(Short exercise)
Transcribe the listing word for word.
——————————
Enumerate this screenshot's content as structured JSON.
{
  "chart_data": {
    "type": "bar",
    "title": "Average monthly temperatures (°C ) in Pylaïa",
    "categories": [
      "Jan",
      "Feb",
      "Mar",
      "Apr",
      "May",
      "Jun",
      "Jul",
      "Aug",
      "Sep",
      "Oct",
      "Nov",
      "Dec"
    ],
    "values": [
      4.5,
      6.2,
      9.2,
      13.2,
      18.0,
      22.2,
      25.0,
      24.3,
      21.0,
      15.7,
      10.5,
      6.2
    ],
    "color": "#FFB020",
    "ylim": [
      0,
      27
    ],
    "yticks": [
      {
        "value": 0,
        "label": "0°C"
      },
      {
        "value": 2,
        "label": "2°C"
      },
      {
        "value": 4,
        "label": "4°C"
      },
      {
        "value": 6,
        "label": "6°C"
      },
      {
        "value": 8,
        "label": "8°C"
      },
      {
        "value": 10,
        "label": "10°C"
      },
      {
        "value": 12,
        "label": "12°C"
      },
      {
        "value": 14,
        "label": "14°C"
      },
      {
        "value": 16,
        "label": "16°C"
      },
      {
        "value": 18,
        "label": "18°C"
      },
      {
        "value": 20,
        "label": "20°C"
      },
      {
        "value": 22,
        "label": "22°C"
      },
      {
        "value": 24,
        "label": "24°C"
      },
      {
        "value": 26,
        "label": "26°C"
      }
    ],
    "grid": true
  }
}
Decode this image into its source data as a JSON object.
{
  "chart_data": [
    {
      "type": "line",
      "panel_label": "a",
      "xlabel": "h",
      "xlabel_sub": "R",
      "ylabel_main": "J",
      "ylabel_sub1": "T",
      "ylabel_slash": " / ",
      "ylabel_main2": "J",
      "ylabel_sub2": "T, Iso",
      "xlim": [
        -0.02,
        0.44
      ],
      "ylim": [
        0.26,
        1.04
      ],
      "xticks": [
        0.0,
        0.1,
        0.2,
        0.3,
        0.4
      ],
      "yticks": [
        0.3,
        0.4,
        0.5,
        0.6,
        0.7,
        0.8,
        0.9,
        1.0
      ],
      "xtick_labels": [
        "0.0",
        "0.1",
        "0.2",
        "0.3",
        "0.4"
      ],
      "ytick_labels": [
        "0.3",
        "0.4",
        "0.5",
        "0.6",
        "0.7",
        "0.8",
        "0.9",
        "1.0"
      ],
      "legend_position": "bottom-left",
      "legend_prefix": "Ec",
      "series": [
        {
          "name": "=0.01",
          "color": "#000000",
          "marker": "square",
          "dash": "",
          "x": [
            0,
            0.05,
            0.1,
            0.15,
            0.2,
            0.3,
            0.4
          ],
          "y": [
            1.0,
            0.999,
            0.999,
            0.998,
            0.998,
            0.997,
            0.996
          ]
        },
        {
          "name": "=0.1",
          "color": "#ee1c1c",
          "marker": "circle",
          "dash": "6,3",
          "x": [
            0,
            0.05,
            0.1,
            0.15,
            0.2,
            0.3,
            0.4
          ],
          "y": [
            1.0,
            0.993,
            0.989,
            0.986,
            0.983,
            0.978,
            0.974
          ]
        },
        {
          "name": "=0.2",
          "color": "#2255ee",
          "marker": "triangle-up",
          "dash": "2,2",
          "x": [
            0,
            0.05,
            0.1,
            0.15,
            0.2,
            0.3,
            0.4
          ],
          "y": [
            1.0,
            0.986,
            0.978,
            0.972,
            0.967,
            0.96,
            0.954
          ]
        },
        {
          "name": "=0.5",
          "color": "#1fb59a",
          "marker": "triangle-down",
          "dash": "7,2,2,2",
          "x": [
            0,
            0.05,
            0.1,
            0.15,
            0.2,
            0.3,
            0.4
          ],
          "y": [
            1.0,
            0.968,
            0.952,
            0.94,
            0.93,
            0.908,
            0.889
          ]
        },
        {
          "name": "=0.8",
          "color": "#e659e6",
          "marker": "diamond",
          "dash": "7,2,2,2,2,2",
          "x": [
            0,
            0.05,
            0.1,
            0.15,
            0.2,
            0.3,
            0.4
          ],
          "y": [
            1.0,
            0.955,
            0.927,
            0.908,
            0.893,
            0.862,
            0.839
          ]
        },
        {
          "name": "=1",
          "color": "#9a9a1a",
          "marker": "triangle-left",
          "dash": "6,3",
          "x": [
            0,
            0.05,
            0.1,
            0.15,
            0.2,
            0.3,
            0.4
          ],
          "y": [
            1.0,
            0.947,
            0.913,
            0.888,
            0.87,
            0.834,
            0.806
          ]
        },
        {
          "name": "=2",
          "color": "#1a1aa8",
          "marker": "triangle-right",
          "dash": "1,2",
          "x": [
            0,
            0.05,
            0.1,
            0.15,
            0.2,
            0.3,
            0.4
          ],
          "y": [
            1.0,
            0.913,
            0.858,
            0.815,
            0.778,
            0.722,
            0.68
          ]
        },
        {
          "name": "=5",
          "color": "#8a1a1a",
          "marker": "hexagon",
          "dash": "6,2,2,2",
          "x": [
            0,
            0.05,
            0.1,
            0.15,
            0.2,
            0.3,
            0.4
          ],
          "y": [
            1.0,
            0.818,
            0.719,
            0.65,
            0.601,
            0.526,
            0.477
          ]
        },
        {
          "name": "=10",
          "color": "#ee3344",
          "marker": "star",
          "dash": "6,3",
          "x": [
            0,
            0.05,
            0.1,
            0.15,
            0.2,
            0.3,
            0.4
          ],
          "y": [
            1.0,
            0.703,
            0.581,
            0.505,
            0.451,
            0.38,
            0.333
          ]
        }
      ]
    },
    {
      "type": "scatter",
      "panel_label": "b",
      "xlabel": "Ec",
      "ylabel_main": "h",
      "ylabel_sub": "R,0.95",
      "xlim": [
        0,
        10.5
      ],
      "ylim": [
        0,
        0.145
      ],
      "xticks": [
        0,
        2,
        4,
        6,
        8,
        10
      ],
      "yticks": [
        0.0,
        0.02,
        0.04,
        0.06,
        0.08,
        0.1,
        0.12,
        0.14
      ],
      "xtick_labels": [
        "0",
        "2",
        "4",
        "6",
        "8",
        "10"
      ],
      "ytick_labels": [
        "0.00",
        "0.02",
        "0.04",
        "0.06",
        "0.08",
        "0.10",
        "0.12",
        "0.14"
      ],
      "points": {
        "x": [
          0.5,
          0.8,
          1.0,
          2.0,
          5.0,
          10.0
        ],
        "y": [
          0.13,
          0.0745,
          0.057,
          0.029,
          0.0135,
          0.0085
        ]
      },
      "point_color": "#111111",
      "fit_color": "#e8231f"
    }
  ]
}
——————————
(Response)
Enumerate this screenshot's content as structured JSON.
{
  "chart_data": {
    "type": "bar",
    "title": "Average monthly temperatures (°C ) in Pylaïa",
    "categories": [
      "Jan",
      "Feb",
      "Mar",
      "Apr",
      "May",
      "Jun",
      "Jul",
      "Aug",
      "Sep",
      "Oct",
      "Nov",
      "Dec"
    ],
    "values": [
      4.5,
      6.2,
      9.2,
      13.2,
      18.0,
      22.2,
      25.0,
      24.3,
      21.0,
      15.7,
      10.5,
      6.2
    ],
    "color": "#FFB020",
    "ylim": [
      0,
      27
    ],
    "yticks": [
      {
        "value": 0,
        "label": "0°C"
      },
      {
        "value": 2,
        "label": "2°C"
      },
      {
        "value": 4,
        "label": "4°C"
      },
      {
        "value": 6,
        "label": "6°C"
      },
      {
        "value": 8,
        "label": "8°C"
      },
      {
        "value": 10,
        "label": "10°C"
      },
      {
        "value": 12,
        "label": "12°C"
      },
      {
        "value": 14,
        "label": "14°C"
      },
      {
        "value": 16,
        "label": "16°C"
      },
      {
        "value": 18,
        "label": "18°C"
      },
      {
        "value": 20,
        "label": "20°C"
      },
      {
        "value": 22,
        "label": "22°C"
      },
      {
        "value": 24,
        "label": "24°C"
      },
      {
        "value": 26,
        "label": "26°C"
      }
    ],
    "grid": true
  }
}
Decode this image into its source data as a JSON object.
{
  "chart_data": [
    {
      "type": "line",
      "panel_label": "a",
      "xlabel": "h",
      "xlabel_sub": "R",
      "ylabel_main": "J",
      "ylabel_sub1": "T",
      "ylabel_slash": " / ",
      "ylabel_main2": "J",
      "ylabel_sub2": "T, Iso",
      "xlim": [
        -0.02,
        0.44
      ],
      "ylim": [
        0.26,
        1.04
      ],
      "xticks": [
        0.0,
        0.1,
        0.2,
        0.3,
        0.4
      ],
      "yticks": [
        0.3,
        0.4,
        0.5,
        0.6,
        0.7,
        0.8,
        0.9,
        1.0
      ],
      "xtick_labels": [
        "0.0",
        "0.1",
        "0.2",
        "0.3",
        "0.4"
      ],
      "ytick_labels": [
        "0.3",
        "0.4",
        "0.5",
        "0.6",
        "0.7",
        "0.8",
        "0.9",
        "1.0"
      ],
      "legend_position": "bottom-left",
      "legend_prefix": "Ec",
      "series": [
        {
          "name": "=0.01",
          "color": "#000000",
          "marker": "square",
          "dash": "",
          "x": [
            0,
            0.05,
            0.1,
            0.15,
            0.2,
            0.3,
            0.4
          ],
          "y": [
            1.0,
            0.999,
            0.999,
            0.998,
            0.998,
            0.997,
            0.996
          ]
        },
        {
          "name": "=0.1",
          "color": "#ee1c1c",
          "marker": "circle",
          "dash": "6,3",
          "x": [
            0,
            0.05,
            0.1,
            0.15,
            0.2,
            0.3,
            0.4
          ],
          "y": [
            1.0,
            0.993,
            0.989,
            0.986,
            0.983,
            0.978,
            0.974
          ]
        },
        {
          "name": "=0.2",
          "color": "#2255ee",
          "marker": "triangle-up",
          "dash": "2,2",
          "x": [
            0,
            0.05,
            0.1,
            0.15,
            0.2,
            0.3,
            0.4
          ],
          "y": [
            1.0,
            0.986,
            0.978,
            0.972,
            0.967,
            0.96,
            0.954
          ]
        },
        {
          "name": "=0.5",
          "color": "#1fb59a",
          "marker": "triangle-down",
          "dash": "7,2,2,2",
          "x": [
            0,
            0.05,
            0.1,
            0.15,
            0.2,
            0.3,
            0.4
          ],
          "y": [
            1.0,
            0.968,
            0.952,
            0.94,
            0.93,
            0.908,
            0.889
          ]
        },
        {
          "name": "=0.8",
          "color": "#e659e6",
          "marker": "diamond",
          "dash": "7,2,2,2,2,2",
          "x": [
            0,
            0.05,
            0.1,
            0.15,
            0.2,
            0.3,
            0.4
          ],
          "y": [
            1.0,
            0.955,
            0.927,
            0.908,
            0.893,
            0.862,
            0.839
          ]
        },
        {
          "name": "=1",
          "color": "#9a9a1a",
          "marker": "triangle-left",
          "dash": "6,3",
          "x": [
            0,
            0.05,
            0.1,
            0.15,
            0.2,
            0.3,
            0.4
          ],
          "y": [
            1.0,
            0.947,
            0.913,
            0.888,
            0.87,
            0.834,
            0.806
          ]
        },
        {
          "name": "=2",
          "color": "#1a1aa8",
          "marker": "triangle-right",
          "dash": "1,2",
          "x": [
            0,
            0.05,
            0.1,
            0.15,
            0.2,
            0.3,
            0.4
          ],
          "y": [
            1.0,
            0.913,
            0.858,
            0.815,
            0.778,
            0.722,
            0.68
          ]
        },
        {
          "name": "=5",
          "color": "#8a1a1a",
          "marker": "hexagon",
          "dash": "6,2,2,2",
          "x": [
            0,
            0.05,
            0.1,
            0.15,
            0.2,
            0.3,
            0.4
          ],
          "y": [
            1.0,
            0.818,
            0.719,
            0.65,
            0.601,
            0.526,
            0.477
          ]
        },
        {
          "name": "=10",
          "color": "#ee3344",
          "marker": "star",
          "dash": "6,3",
          "x": [
            0,
            0.05,
            0.1,
            0.15,
            0.2,
            0.3,
            0.4
          ],
          "y": [
            1.0,
            0.703,
            0.581,
            0.505,
            0.451,
            0.38,
            0.333
          ]
        }
      ]
    },
    {
      "type": "scatter",
      "panel_label": "b",
      "xlabel": "Ec",
      "ylabel_main": "h",
      "ylabel_sub": "R,0.95",
      "xlim": [
        0,
        10.5
      ],
      "ylim": [
        0,
        0.145
      ],
      "xticks": [
        0,
        2,
        4,
        6,
        8,
        10
      ],
      "yticks": [
        0.0,
        0.02,
        0.04,
        0.06,
        0.08,
        0.1,
        0.12,
        0.14
      ],
      "xtick_labels": [
        "0",
        "2",
        "4",
        "6",
        "8",
        "10"
      ],
      "ytick_labels": [
        "0.00",
        "0.02",
        "0.04",
        "0.06",
        "0.08",
        "0.10",
        "0.12",
        "0.14"
      ],
      "points": {
        "x": [
          0.5,
          0.8,
          1.0,
          2.0,
          5.0,
          10.0
        ],
        "y": [
          0.13,
          0.0745,
          0.057,
          0.029,
          0.0135,
          0.0085
        ]
      },
      "point_color": "#111111",
      "fit_color": "#e8231f"
    }
  ]
}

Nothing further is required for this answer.